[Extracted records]
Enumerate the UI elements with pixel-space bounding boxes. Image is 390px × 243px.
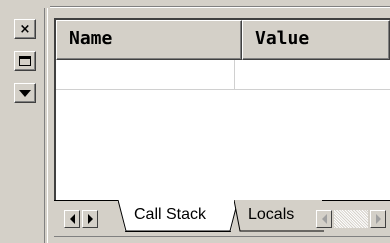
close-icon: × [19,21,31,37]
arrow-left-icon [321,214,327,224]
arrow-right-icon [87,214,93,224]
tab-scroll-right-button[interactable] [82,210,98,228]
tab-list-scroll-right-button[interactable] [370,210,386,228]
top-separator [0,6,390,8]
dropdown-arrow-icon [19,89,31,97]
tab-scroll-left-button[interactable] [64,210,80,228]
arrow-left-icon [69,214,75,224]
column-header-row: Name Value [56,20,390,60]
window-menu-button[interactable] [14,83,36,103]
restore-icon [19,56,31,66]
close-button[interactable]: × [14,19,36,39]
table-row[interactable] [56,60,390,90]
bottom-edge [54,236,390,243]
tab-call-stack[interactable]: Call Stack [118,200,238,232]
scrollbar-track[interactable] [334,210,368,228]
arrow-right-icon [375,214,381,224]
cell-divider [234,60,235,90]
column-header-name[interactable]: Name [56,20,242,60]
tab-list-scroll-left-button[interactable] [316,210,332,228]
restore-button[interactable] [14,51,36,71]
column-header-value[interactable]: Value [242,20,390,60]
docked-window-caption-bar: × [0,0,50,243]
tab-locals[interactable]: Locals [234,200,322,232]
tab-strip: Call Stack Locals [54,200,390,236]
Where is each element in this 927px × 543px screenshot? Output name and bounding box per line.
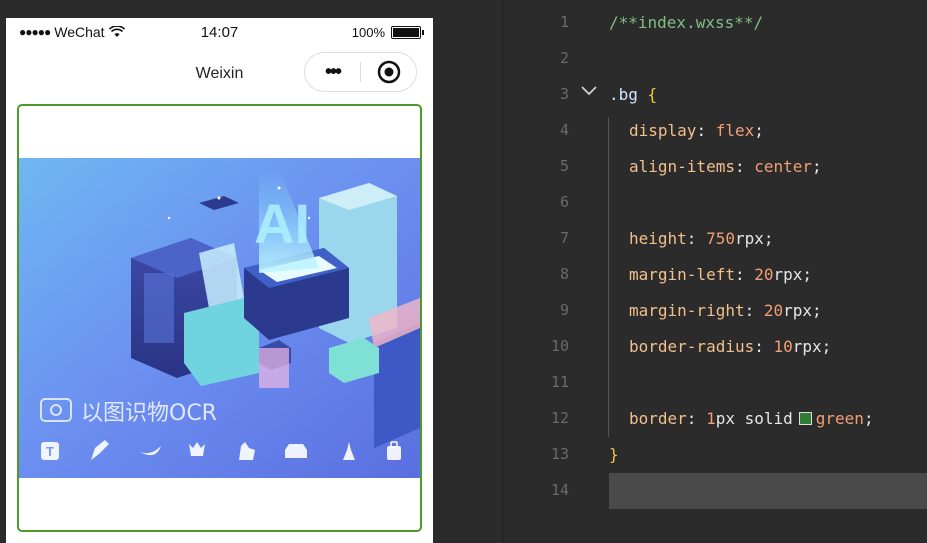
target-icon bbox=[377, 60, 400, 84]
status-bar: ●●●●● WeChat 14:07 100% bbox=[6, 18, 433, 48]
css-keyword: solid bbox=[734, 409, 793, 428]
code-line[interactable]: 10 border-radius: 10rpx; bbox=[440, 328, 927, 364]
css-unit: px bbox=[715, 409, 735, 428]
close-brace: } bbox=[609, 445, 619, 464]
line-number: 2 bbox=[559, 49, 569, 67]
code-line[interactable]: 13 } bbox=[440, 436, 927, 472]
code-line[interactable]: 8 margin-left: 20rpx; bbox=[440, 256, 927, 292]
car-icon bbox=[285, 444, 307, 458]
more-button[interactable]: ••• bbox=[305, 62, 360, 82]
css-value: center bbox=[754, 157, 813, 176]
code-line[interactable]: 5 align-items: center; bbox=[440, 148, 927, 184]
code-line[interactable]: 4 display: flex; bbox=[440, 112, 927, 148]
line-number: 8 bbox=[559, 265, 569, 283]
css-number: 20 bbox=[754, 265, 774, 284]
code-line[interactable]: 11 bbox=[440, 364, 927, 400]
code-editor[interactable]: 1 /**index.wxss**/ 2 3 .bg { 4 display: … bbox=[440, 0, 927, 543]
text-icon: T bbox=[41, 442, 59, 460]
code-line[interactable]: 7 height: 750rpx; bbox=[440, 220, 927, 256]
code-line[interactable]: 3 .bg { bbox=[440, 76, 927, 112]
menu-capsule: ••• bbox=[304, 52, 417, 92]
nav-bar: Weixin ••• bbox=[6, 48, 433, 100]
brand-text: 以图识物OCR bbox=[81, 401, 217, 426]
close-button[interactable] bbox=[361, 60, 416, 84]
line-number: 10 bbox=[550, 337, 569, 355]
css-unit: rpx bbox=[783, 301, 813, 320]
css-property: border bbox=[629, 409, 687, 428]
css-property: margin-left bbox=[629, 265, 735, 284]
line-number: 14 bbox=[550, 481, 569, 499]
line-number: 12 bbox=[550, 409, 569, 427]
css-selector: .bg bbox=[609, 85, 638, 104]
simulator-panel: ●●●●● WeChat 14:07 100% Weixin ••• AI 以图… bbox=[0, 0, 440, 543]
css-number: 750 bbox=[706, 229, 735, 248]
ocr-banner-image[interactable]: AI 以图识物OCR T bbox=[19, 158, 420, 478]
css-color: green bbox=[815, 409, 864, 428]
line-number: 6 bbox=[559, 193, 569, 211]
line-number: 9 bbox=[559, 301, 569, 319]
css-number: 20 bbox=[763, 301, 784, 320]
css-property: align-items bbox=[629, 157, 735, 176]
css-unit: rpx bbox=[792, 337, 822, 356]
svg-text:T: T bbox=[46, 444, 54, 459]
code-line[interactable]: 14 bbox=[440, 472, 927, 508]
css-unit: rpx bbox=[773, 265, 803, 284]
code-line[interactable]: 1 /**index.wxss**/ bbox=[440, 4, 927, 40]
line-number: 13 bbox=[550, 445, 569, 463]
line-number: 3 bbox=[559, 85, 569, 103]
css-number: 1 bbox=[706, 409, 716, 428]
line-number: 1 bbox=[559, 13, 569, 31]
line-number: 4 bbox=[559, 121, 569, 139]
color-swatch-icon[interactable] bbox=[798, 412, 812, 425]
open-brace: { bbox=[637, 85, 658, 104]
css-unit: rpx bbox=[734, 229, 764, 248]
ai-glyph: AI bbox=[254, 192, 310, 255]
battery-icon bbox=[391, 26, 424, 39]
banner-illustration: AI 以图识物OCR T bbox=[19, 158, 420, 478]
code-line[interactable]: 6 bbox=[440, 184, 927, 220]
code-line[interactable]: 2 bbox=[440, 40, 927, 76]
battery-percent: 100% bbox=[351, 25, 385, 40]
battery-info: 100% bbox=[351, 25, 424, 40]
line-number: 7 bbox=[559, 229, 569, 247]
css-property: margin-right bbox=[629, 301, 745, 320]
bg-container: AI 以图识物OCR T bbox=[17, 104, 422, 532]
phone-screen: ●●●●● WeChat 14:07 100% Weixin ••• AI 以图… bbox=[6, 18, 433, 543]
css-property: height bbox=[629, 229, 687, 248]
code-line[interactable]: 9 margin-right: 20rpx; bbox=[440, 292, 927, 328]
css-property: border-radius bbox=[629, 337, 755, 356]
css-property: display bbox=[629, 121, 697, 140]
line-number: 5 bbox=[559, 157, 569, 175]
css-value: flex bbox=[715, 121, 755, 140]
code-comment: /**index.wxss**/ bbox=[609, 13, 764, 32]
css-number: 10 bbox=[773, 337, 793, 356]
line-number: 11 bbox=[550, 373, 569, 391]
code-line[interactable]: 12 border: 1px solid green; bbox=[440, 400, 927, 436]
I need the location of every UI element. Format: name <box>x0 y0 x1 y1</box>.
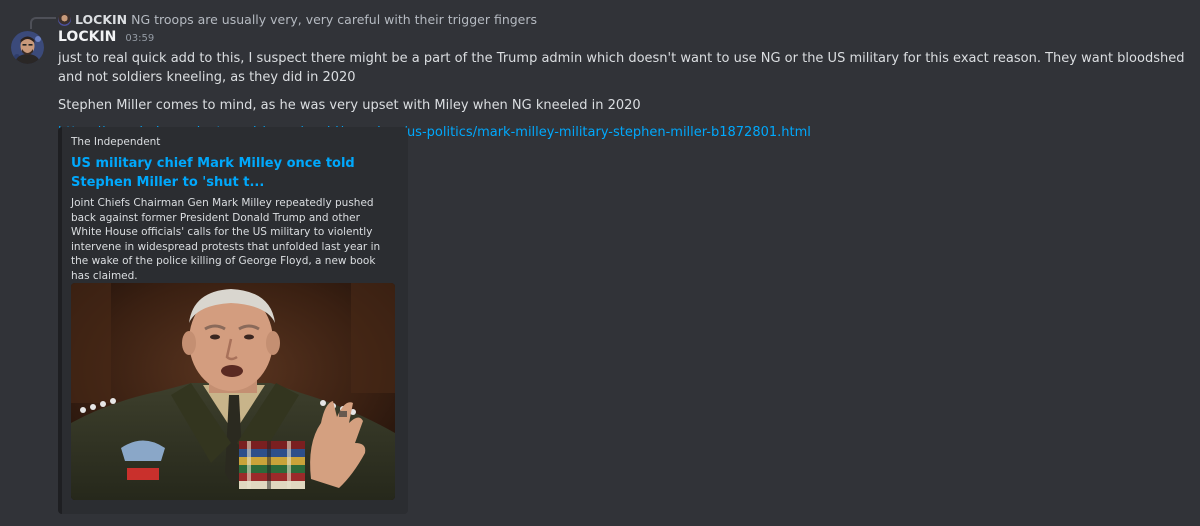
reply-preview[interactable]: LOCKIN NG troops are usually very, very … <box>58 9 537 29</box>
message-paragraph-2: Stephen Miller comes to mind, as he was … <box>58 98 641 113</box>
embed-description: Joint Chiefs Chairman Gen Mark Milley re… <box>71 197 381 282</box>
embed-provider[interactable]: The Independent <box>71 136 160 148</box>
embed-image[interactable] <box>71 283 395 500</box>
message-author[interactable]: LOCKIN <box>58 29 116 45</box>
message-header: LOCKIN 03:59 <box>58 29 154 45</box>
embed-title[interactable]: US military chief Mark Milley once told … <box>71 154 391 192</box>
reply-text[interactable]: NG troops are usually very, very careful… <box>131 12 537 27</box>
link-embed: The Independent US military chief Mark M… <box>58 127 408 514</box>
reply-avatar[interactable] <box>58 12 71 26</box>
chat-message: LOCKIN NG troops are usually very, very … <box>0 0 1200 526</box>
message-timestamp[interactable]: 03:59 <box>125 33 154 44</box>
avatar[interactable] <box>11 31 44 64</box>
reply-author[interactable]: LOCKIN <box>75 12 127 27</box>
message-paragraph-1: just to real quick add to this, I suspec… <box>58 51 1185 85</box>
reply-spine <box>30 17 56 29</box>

→ WRITTEN TASK
Reproduce all the records above, swapping every "interactable" for "clickable" and changing nothing else. Omit the pictures.

→ OUTPUT BELOW
Enumerate the UI elements with pixel-space bounding boxes. Image is 390px × 243px.
close-icon: × [19,21,31,37]
arrow-left-icon [321,214,327,224]
arrow-right-icon [87,214,93,224]
tab-scroll-right-button[clickable] [82,210,98,228]
tab-list-scroll-right-button[clickable] [370,210,386,228]
top-separator [0,6,390,8]
dropdown-arrow-icon [19,89,31,97]
tab-scroll-left-button[clickable] [64,210,80,228]
arrow-left-icon [69,214,75,224]
column-header-row: Name Value [56,20,390,60]
window-menu-button[clickable] [14,83,36,103]
restore-icon [19,56,31,66]
close-button[clickable]: × [14,19,36,39]
table-row[clickable] [56,60,390,90]
bottom-edge [54,236,390,243]
tab-call-stack[clickable]: Call Stack [118,200,238,232]
scrollbar-track[clickable] [334,210,368,228]
arrow-right-icon [375,214,381,224]
cell-divider [234,60,235,90]
column-header-name[clickable]: Name [56,20,242,60]
tab-list-scroll-left-button[clickable] [316,210,332,228]
restore-button[clickable] [14,51,36,71]
column-header-value[clickable]: Value [242,20,390,60]
docked-window-caption-bar: × [0,0,50,243]
tab-locals[clickable]: Locals [234,200,322,232]
tab-strip: Call Stack Locals [54,200,390,236]
Where is each element in this 927px × 543px screenshot? Output name and bounding box per line.
target-icon bbox=[377, 60, 400, 84]
status-bar: ●●●●● WeChat 14:07 100% bbox=[6, 18, 433, 48]
css-keyword: solid bbox=[734, 409, 793, 428]
code-line[clickable]: 10 border-radius: 10rpx; bbox=[440, 328, 927, 364]
css-unit: px bbox=[715, 409, 735, 428]
close-brace: } bbox=[609, 445, 619, 464]
line-number: 2 bbox=[559, 49, 569, 67]
code-line[clickable]: 13 } bbox=[440, 436, 927, 472]
code-line[clickable]: 8 margin-left: 20rpx; bbox=[440, 256, 927, 292]
car-icon bbox=[285, 444, 307, 458]
more-button[clickable]: ••• bbox=[305, 62, 360, 82]
css-value: center bbox=[754, 157, 813, 176]
code-line[clickable]: 5 align-items: center; bbox=[440, 148, 927, 184]
code-line[clickable]: 4 display: flex; bbox=[440, 112, 927, 148]
line-number: 8 bbox=[559, 265, 569, 283]
css-number: 20 bbox=[754, 265, 774, 284]
code-line[clickable]: 11 bbox=[440, 364, 927, 400]
code-editor[clickable]: 1 /**index.wxss**/ 2 3 .bg { 4 display: … bbox=[440, 0, 927, 543]
text-icon: T bbox=[41, 442, 59, 460]
code-line[clickable]: 7 height: 750rpx; bbox=[440, 220, 927, 256]
code-line[clickable]: 3 .bg { bbox=[440, 76, 927, 112]
menu-capsule: ••• bbox=[304, 52, 417, 92]
nav-bar: Weixin ••• bbox=[6, 48, 433, 100]
brand-text: 以图识物OCR bbox=[81, 401, 217, 426]
close-button[clickable] bbox=[361, 60, 416, 84]
line-number: 10 bbox=[550, 337, 569, 355]
css-unit: rpx bbox=[783, 301, 813, 320]
css-property: border bbox=[629, 409, 687, 428]
css-property: margin-left bbox=[629, 265, 735, 284]
line-number: 14 bbox=[550, 481, 569, 499]
line-number: 12 bbox=[550, 409, 569, 427]
css-selector: .bg bbox=[609, 85, 638, 104]
simulator-panel: ●●●●● WeChat 14:07 100% Weixin ••• AI 以图… bbox=[0, 0, 440, 543]
css-number: 750 bbox=[706, 229, 735, 248]
ocr-banner-image[clickable]: AI 以图识物OCR T bbox=[19, 158, 420, 478]
css-color: green bbox=[815, 409, 864, 428]
line-number: 6 bbox=[559, 193, 569, 211]
line-number: 9 bbox=[559, 301, 569, 319]
css-number: 20 bbox=[763, 301, 784, 320]
css-property: align-items bbox=[629, 157, 735, 176]
css-unit: rpx bbox=[792, 337, 822, 356]
svg-text:T: T bbox=[46, 444, 54, 459]
code-line[clickable]: 14 bbox=[440, 472, 927, 508]
css-unit: rpx bbox=[773, 265, 803, 284]
code-line[clickable]: 1 /**index.wxss**/ bbox=[440, 4, 927, 40]
line-number: 13 bbox=[550, 445, 569, 463]
line-number: 3 bbox=[559, 85, 569, 103]
css-number: 1 bbox=[706, 409, 716, 428]
line-number: 1 bbox=[559, 13, 569, 31]
line-number: 4 bbox=[559, 121, 569, 139]
color-swatch-icon[clickable] bbox=[798, 412, 812, 425]
open-brace: { bbox=[637, 85, 658, 104]
css-unit: rpx bbox=[734, 229, 764, 248]
ai-glyph: AI bbox=[254, 192, 310, 255]
battery-icon bbox=[391, 26, 424, 39]
banner-illustration: AI 以图识物OCR T bbox=[19, 158, 420, 478]
code-line[clickable]: 6 bbox=[440, 184, 927, 220]
code-line[clickable]: 2 bbox=[440, 40, 927, 76]
battery-percent: 100% bbox=[351, 25, 385, 40]
battery-info: 100% bbox=[351, 25, 424, 40]
line-number: 7 bbox=[559, 229, 569, 247]
css-property: margin-right bbox=[629, 301, 745, 320]
bg-container: AI 以图识物OCR T bbox=[17, 104, 422, 532]
phone-screen: ●●●●● WeChat 14:07 100% Weixin ••• AI 以图… bbox=[6, 18, 433, 543]
css-property: height bbox=[629, 229, 687, 248]
code-line[clickable]: 9 margin-right: 20rpx; bbox=[440, 292, 927, 328]
css-property: border-radius bbox=[629, 337, 755, 356]
css-property: display bbox=[629, 121, 697, 140]
line-number: 5 bbox=[559, 157, 569, 175]
css-value: flex bbox=[715, 121, 755, 140]
code-comment: /**index.wxss**/ bbox=[609, 13, 764, 32]
css-number: 10 bbox=[773, 337, 793, 356]
line-number: 11 bbox=[550, 373, 569, 391]
code-line[clickable]: 12 border: 1px solid green; bbox=[440, 400, 927, 436]
I need the location of every UI element. Format: name <box>x0 y0 x1 y1</box>.
reply-preview[clickable]: LOCKIN NG troops are usually very, very … <box>58 9 537 29</box>
message-paragraph-2: Stephen Miller comes to mind, as he was … <box>58 98 641 113</box>
embed-description: Joint Chiefs Chairman Gen Mark Milley re… <box>71 197 381 282</box>
embed-provider[clickable]: The Independent <box>71 136 160 148</box>
embed-image[clickable] <box>71 283 395 500</box>
message-author[clickable]: LOCKIN <box>58 29 116 45</box>
message-header: LOCKIN 03:59 <box>58 29 154 45</box>
embed-title[clickable]: US military chief Mark Milley once told … <box>71 154 391 192</box>
reply-text[clickable]: NG troops are usually very, very careful… <box>131 12 537 27</box>
link-embed: The Independent US military chief Mark M… <box>58 127 408 514</box>
reply-avatar[clickable] <box>58 12 71 26</box>
chat-message: LOCKIN NG troops are usually very, very … <box>0 0 1200 526</box>
message-timestamp[clickable]: 03:59 <box>125 33 154 44</box>
avatar[clickable] <box>11 31 44 64</box>
reply-author[clickable]: LOCKIN <box>75 12 127 27</box>
message-paragraph-1: just to real quick add to this, I suspec… <box>58 51 1185 85</box>
reply-spine <box>30 17 56 29</box>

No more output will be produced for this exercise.